→ Problem requirements:
Return all of the entries word for word, but omit the pictures they contain.

→ Entries provided:
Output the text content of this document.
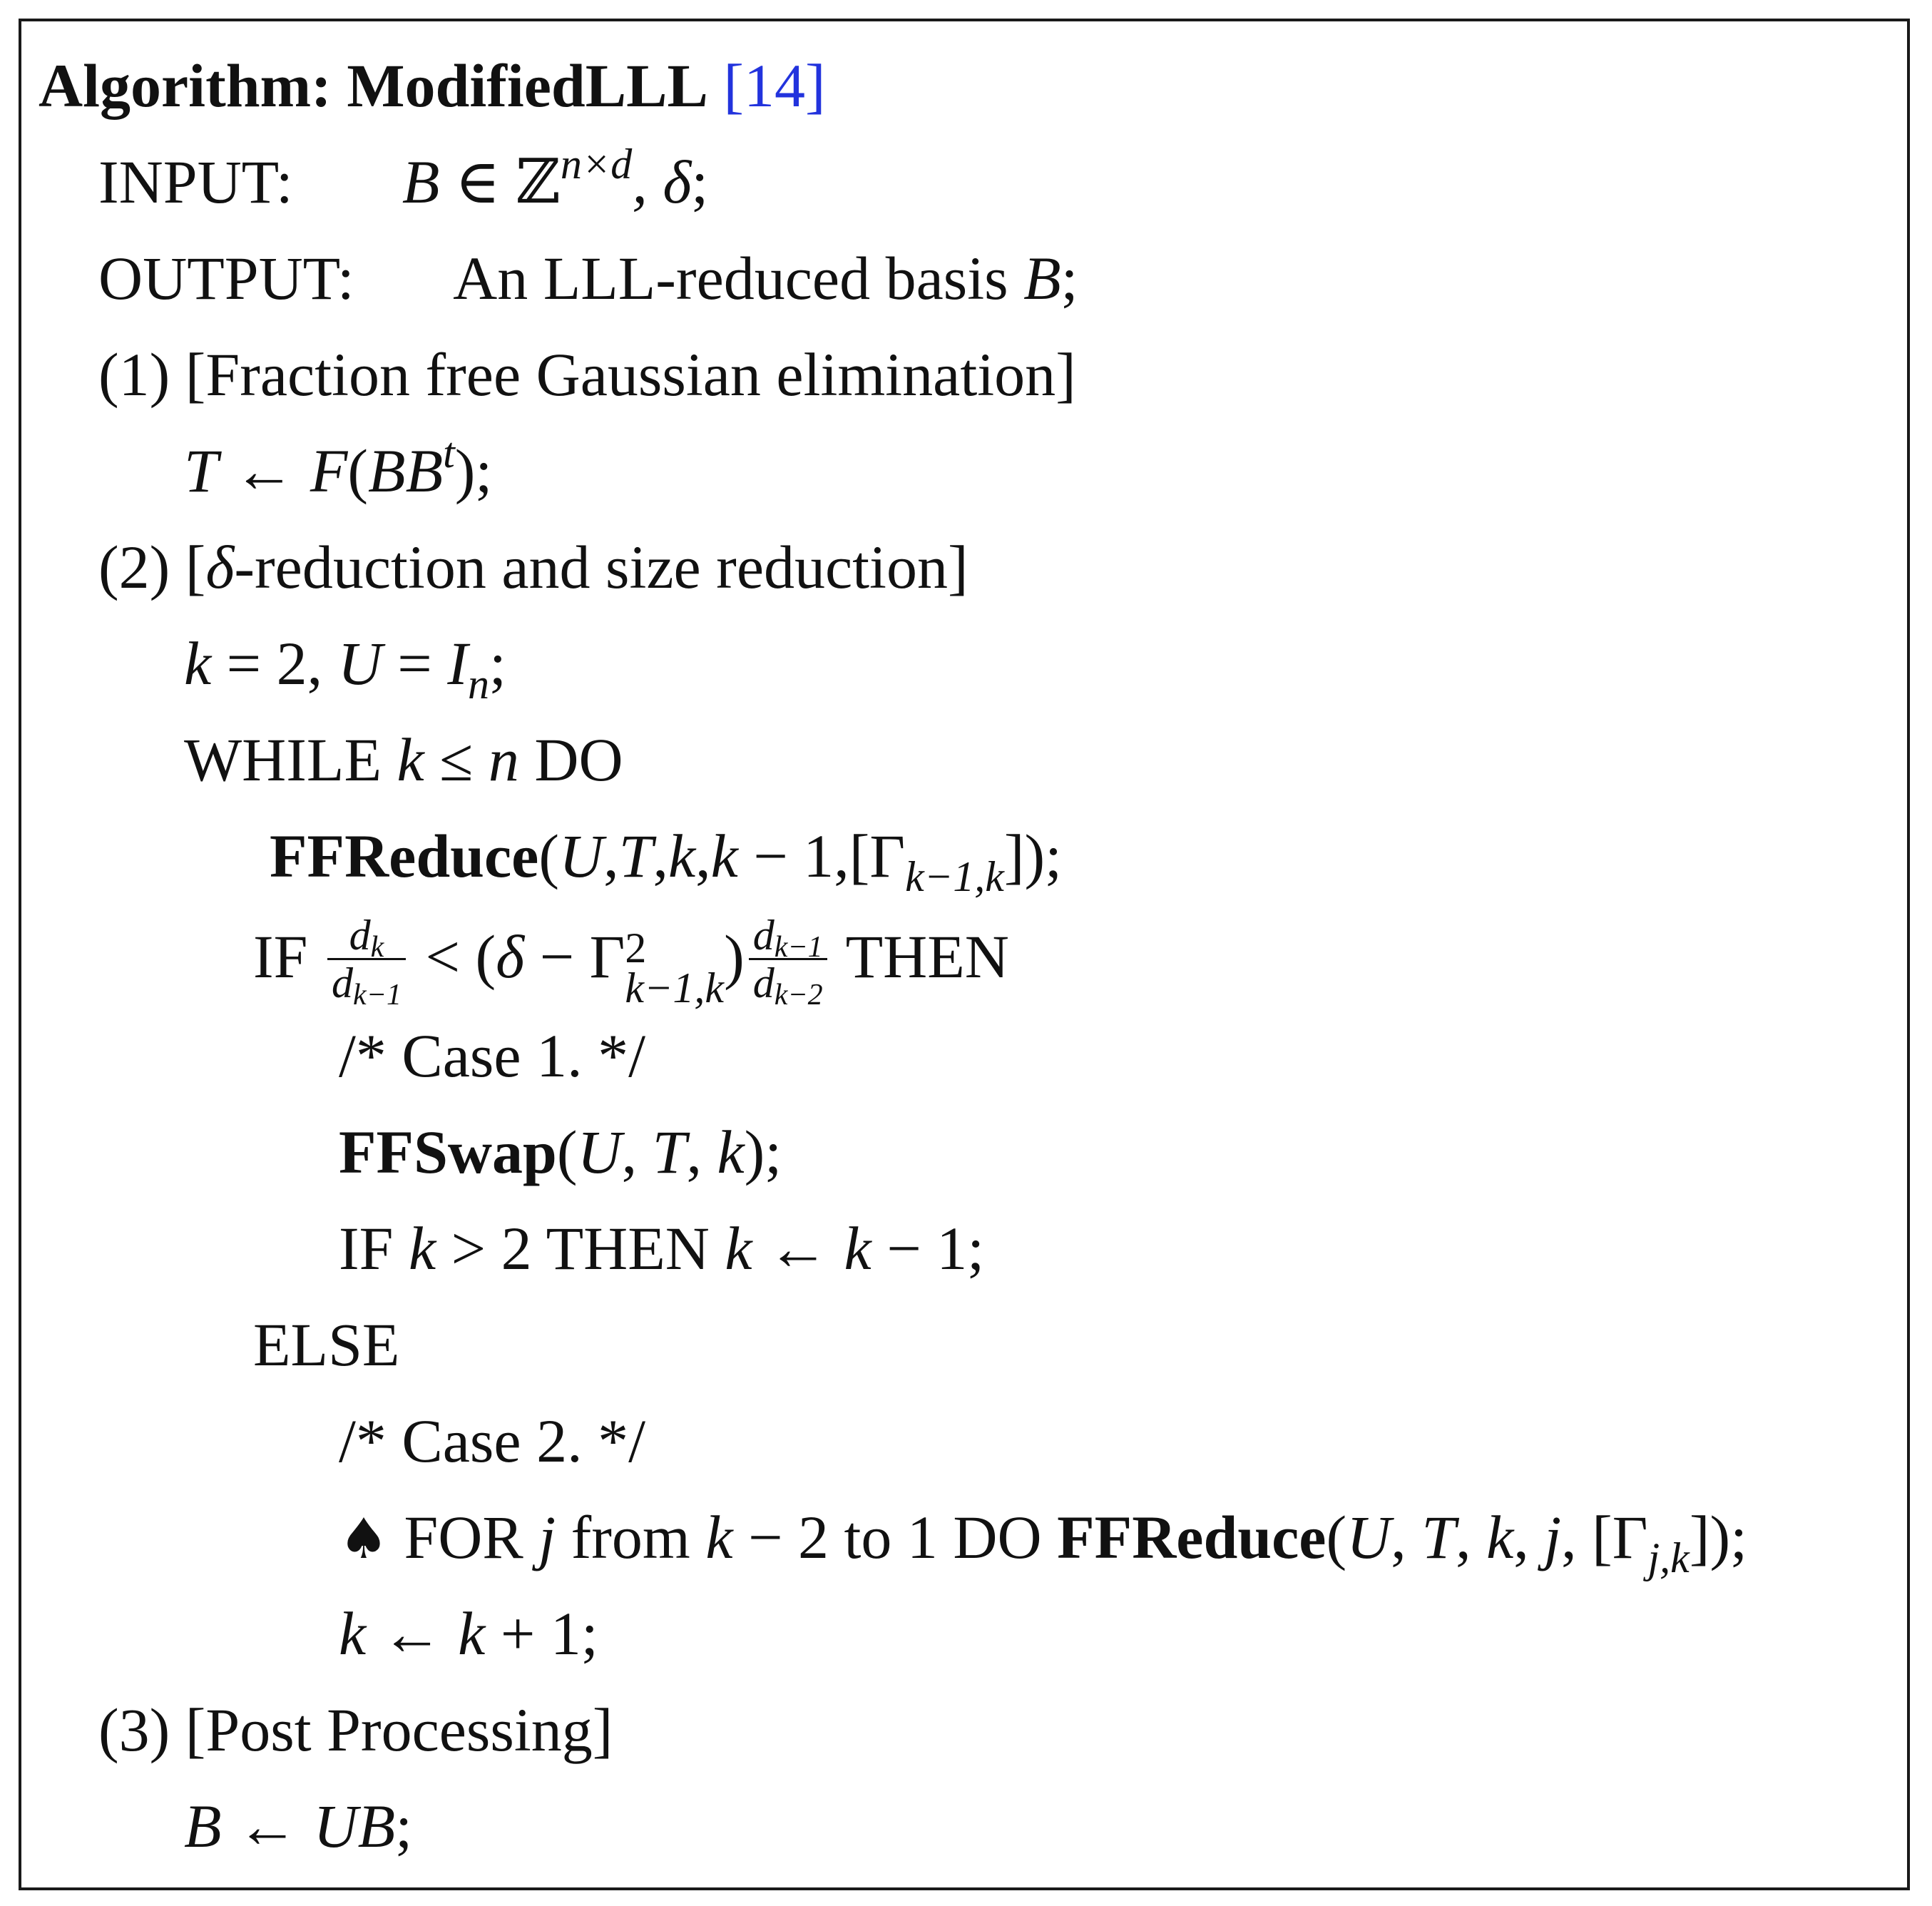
Algorithm: ModifiedLLL [14]
INPUT: B ∈ ℤ$^{n\times d}$, δ;
OUTPUT: An LLL-reduced basis B;
(1) [Fraction free Gaussian elimination]
T ← $F(BB^t)$;
(2) [δ-reduction and size reduction]
k = 2, $U = I_n$;
WHILE k ≤ n DO
FFReduce(U,T,k,k − $1,[\Gamma_{k-1,k}]$);
IF $\frac{d_k}{d_{k-1}} < (\delta - \Gamma$ 2
k−1,k ) $\frac{d_{k-1}}{d_{k-2}}$ THEN
/* Case 1. */
FFSwap(U, T, k);
IF k > 2 THEN k ← k − 1;
ELSE
/* Case 2. */
♠ FOR j from k − 2 to 1 DO FFReduce(U, T, k, j, $[\Gamma_{j,k}]$);
k ← k + 1;
(3) [Post Processing]
B ← UB;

→ Solution for this exercise:
Output the text content of this document.
Algorithm: ModifiedLLL [14]
INPUT: B ∈ ℤ$^{n\times d}$, δ;
OUTPUT: An LLL-reduced basis B;
(1) [Fraction free Gaussian elimination]
T ← $F(BB^t)$;
(2) [δ-reduction and size reduction]
k = 2, $U = I_n$;
WHILE k ≤ n DO
FFReduce(U,T,k,k − $1,[\Gamma_{k-1,k}]$);
IF $\frac{d_k}{d_{k-1}} < (\delta - \Gamma$ 2
k−1,k ) $\frac{d_{k-1}}{d_{k-2}}$ THEN
/* Case 1. */
FFSwap(U, T, k);
IF k > 2 THEN k ← k − 1;
ELSE
/* Case 2. */
♠ FOR j from k − 2 to 1 DO FFReduce(U, T, k, j, $[\Gamma_{j,k}]$);
k ← k + 1;
(3) [Post Processing]
B ← UB;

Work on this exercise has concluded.